Given instruction: Set down the line that contains "Output a JSON" and every line after it to the end of the entries, exactly as they stand and nothing more.

#### Data supplied ####

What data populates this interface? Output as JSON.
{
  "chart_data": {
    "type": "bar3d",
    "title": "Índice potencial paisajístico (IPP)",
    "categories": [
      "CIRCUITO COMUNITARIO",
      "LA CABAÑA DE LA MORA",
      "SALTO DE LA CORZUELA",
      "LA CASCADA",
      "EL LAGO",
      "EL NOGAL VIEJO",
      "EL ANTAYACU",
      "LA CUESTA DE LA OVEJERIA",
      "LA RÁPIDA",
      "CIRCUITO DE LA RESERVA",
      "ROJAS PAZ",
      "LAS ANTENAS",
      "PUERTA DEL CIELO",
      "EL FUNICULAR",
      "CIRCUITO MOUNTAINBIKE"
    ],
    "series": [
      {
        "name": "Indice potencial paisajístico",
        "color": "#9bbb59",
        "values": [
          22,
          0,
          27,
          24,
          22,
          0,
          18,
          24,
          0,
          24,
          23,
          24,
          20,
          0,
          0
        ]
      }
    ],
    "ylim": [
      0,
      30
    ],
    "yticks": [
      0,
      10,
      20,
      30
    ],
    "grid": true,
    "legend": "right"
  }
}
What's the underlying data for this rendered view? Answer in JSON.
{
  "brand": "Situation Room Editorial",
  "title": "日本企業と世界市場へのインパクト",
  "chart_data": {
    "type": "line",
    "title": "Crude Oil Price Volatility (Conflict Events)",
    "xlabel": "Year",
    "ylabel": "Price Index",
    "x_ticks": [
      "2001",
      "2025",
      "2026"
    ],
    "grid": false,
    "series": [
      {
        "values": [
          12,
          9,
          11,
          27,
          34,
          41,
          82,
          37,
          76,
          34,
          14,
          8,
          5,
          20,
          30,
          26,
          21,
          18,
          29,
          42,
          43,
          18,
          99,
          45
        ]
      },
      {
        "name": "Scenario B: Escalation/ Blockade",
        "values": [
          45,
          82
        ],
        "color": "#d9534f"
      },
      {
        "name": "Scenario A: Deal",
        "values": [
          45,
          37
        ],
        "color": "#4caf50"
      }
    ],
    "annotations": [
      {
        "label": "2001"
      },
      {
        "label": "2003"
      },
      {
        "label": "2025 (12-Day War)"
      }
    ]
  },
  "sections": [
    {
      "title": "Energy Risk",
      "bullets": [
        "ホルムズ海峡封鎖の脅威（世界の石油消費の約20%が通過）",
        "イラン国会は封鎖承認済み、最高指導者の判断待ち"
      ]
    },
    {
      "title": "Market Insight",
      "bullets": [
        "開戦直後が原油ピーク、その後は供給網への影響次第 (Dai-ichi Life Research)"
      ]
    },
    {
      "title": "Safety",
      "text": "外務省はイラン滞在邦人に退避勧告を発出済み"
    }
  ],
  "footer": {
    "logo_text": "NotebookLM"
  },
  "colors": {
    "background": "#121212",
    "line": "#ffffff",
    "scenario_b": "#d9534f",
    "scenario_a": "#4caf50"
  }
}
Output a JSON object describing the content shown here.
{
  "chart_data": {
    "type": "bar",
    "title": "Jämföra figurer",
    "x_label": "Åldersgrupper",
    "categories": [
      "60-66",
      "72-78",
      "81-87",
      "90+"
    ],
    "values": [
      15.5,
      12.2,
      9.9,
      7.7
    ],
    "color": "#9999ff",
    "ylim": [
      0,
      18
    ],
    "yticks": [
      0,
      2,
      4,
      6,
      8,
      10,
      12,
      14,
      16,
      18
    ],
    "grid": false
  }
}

####

Finished answer:
Output a JSON object describing the content shown here.
{
  "chart_data": {
    "type": "bar",
    "title": "Jämföra figurer",
    "x_label": "Åldersgrupper",
    "categories": [
      "60-66",
      "72-78",
      "81-87",
      "90+"
    ],
    "values": [
      15.5,
      12.2,
      9.9,
      7.7
    ],
    "color": "#9999ff",
    "ylim": [
      0,
      18
    ],
    "yticks": [
      0,
      2,
      4,
      6,
      8,
      10,
      12,
      14,
      16,
      18
    ],
    "grid": false
  }
}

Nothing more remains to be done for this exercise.